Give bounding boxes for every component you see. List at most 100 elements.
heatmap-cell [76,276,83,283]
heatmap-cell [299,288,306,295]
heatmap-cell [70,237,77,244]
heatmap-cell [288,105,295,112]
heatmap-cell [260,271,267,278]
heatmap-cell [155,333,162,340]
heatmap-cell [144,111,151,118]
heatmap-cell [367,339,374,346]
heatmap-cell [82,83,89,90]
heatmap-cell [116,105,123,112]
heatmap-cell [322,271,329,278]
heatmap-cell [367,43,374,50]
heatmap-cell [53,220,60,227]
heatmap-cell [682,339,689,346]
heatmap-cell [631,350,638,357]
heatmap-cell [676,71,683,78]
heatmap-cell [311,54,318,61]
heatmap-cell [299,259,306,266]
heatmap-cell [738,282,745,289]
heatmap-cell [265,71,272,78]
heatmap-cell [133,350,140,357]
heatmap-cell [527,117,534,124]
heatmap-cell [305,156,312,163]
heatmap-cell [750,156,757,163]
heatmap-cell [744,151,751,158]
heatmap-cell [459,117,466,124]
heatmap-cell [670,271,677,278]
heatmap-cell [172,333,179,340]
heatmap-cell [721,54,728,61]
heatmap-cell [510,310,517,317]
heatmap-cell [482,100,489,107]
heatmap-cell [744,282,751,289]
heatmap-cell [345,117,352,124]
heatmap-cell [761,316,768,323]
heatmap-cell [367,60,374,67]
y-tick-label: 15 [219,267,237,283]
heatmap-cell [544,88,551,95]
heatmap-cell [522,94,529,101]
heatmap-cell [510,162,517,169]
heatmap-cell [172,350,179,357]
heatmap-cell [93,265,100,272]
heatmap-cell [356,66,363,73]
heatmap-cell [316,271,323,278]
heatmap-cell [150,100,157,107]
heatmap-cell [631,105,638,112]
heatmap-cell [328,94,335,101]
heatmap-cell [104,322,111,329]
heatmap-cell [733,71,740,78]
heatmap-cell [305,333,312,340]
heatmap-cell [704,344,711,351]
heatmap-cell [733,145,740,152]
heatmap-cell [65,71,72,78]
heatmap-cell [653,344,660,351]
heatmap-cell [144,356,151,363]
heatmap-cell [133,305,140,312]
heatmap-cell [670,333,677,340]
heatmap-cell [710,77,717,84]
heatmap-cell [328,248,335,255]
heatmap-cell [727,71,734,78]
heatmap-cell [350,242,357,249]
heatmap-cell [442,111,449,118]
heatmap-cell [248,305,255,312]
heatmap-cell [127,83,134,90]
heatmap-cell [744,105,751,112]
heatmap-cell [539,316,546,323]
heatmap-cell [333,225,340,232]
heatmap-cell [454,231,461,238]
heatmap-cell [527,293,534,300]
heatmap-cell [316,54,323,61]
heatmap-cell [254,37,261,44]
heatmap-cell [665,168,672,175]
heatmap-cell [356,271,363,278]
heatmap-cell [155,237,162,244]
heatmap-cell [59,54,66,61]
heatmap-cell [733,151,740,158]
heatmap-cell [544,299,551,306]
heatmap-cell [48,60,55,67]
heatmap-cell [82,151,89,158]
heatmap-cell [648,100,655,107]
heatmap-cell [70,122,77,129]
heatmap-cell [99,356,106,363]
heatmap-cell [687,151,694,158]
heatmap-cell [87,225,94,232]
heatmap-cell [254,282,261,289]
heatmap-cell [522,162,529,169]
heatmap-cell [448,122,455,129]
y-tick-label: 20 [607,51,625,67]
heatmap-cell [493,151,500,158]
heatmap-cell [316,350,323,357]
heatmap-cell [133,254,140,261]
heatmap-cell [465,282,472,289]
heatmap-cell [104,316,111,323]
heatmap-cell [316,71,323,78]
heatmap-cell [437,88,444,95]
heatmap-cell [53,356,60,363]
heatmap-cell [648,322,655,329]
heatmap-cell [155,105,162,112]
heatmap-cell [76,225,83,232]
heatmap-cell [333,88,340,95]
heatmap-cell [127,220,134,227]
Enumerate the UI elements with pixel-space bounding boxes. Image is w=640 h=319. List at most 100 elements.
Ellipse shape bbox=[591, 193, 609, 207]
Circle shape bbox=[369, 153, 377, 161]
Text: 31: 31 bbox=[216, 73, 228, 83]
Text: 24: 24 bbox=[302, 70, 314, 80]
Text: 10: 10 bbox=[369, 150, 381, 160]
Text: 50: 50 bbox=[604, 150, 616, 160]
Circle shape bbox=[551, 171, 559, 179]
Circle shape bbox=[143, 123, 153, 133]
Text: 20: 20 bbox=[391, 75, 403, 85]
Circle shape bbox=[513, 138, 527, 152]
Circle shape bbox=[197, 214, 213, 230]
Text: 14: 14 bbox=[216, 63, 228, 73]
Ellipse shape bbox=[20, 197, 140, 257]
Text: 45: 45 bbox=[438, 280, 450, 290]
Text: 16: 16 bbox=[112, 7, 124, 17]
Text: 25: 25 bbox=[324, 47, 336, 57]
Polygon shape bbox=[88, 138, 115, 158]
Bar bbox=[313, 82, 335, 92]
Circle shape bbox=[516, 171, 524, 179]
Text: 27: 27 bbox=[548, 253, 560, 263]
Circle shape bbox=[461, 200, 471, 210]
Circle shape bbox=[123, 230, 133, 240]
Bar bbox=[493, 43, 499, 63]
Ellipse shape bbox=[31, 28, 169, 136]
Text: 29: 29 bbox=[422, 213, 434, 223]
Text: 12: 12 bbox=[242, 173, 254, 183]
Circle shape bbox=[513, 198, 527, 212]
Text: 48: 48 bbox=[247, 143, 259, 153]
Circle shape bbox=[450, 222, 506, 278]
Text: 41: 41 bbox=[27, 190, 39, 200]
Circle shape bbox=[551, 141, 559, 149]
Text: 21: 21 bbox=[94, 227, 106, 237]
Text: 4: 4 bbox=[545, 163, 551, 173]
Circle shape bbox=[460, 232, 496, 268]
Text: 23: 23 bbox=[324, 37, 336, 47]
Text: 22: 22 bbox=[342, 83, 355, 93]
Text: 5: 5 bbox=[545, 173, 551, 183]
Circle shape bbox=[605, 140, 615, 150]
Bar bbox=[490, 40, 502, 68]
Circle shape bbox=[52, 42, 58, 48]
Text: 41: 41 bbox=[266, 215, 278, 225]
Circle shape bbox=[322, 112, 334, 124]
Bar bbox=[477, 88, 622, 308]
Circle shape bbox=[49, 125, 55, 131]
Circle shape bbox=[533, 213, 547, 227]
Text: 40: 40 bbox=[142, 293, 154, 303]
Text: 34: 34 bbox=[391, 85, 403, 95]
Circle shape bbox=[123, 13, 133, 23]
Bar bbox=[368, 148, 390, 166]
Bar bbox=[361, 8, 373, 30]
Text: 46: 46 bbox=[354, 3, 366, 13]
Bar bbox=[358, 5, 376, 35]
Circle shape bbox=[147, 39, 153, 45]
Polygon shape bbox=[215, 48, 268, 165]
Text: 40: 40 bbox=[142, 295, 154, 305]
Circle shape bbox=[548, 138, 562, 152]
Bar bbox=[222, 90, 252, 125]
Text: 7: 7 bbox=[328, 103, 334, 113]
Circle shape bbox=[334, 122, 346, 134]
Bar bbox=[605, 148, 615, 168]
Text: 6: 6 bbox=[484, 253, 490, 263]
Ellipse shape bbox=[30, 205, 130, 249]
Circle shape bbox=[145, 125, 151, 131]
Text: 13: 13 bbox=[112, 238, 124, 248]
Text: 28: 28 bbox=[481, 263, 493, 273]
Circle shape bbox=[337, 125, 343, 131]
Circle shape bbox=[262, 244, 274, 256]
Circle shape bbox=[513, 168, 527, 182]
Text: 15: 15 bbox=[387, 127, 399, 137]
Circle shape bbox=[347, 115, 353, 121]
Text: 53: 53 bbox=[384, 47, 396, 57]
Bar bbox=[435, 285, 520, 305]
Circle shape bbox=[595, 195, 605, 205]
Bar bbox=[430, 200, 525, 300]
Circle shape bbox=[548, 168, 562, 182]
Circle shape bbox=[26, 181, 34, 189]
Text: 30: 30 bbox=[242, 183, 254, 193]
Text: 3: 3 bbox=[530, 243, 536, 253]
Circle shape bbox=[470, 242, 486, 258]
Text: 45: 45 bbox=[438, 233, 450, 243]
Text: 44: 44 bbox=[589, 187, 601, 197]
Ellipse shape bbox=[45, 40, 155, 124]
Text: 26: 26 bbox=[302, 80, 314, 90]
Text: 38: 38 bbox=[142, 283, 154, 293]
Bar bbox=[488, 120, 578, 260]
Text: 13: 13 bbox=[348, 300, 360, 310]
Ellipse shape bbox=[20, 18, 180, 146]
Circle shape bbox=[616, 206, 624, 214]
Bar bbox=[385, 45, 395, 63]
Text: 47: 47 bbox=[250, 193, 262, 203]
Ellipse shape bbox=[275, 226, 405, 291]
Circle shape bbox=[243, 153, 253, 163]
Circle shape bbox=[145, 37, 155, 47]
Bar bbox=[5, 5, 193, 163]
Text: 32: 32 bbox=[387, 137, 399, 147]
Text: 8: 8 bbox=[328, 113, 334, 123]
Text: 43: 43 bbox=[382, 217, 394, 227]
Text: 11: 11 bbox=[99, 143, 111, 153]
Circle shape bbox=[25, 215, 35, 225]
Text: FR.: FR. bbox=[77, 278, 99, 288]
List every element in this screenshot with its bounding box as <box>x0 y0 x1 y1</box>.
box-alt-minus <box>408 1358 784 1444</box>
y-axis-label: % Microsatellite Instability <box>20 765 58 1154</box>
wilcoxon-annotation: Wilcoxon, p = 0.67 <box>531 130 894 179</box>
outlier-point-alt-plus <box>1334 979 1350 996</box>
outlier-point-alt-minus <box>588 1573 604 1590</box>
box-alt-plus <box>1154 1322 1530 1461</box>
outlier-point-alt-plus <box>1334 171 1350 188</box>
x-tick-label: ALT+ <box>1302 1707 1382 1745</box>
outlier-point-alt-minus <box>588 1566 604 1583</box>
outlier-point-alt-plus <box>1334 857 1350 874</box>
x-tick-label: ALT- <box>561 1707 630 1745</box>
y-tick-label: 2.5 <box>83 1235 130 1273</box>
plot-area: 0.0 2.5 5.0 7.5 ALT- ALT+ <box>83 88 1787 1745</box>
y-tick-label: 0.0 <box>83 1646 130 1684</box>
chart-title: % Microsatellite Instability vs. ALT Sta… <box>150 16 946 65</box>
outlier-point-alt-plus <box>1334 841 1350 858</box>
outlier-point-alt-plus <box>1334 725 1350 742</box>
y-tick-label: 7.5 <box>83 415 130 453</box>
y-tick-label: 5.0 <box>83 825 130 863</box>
########
→ Job
Print the material verbatim, beginning with its very first line and continuing through the line containing "heatmap-cell [333,225,340,232]", both ends included.

→ Solution to the problem
Give bounding boxes for every component you see. List at most 100 elements.
heatmap-cell [76,276,83,283]
heatmap-cell [299,288,306,295]
heatmap-cell [70,237,77,244]
heatmap-cell [288,105,295,112]
heatmap-cell [260,271,267,278]
heatmap-cell [155,333,162,340]
heatmap-cell [144,111,151,118]
heatmap-cell [367,339,374,346]
heatmap-cell [82,83,89,90]
heatmap-cell [116,105,123,112]
heatmap-cell [322,271,329,278]
heatmap-cell [367,43,374,50]
heatmap-cell [53,220,60,227]
heatmap-cell [682,339,689,346]
heatmap-cell [631,350,638,357]
heatmap-cell [676,71,683,78]
heatmap-cell [311,54,318,61]
heatmap-cell [299,259,306,266]
heatmap-cell [738,282,745,289]
heatmap-cell [265,71,272,78]
heatmap-cell [133,350,140,357]
heatmap-cell [527,117,534,124]
heatmap-cell [305,156,312,163]
heatmap-cell [750,156,757,163]
heatmap-cell [744,151,751,158]
heatmap-cell [459,117,466,124]
heatmap-cell [670,271,677,278]
heatmap-cell [172,333,179,340]
heatmap-cell [721,54,728,61]
heatmap-cell [510,310,517,317]
heatmap-cell [482,100,489,107]
heatmap-cell [744,282,751,289]
heatmap-cell [345,117,352,124]
heatmap-cell [761,316,768,323]
heatmap-cell [367,60,374,67]
y-tick-label: 15 [219,267,237,283]
heatmap-cell [544,88,551,95]
heatmap-cell [522,94,529,101]
heatmap-cell [510,162,517,169]
heatmap-cell [172,350,179,357]
heatmap-cell [93,265,100,272]
heatmap-cell [356,66,363,73]
heatmap-cell [316,271,323,278]
heatmap-cell [150,100,157,107]
heatmap-cell [631,105,638,112]
heatmap-cell [328,94,335,101]
heatmap-cell [104,322,111,329]
heatmap-cell [733,71,740,78]
heatmap-cell [305,333,312,340]
heatmap-cell [704,344,711,351]
heatmap-cell [733,145,740,152]
heatmap-cell [65,71,72,78]
heatmap-cell [653,344,660,351]
heatmap-cell [144,356,151,363]
heatmap-cell [133,305,140,312]
heatmap-cell [670,333,677,340]
heatmap-cell [710,77,717,84]
heatmap-cell [328,248,335,255]
heatmap-cell [727,71,734,78]
heatmap-cell [350,242,357,249]
heatmap-cell [442,111,449,118]
heatmap-cell [248,305,255,312]
heatmap-cell [127,83,134,90]
heatmap-cell [744,105,751,112]
heatmap-cell [539,316,546,323]
heatmap-cell [333,225,340,232]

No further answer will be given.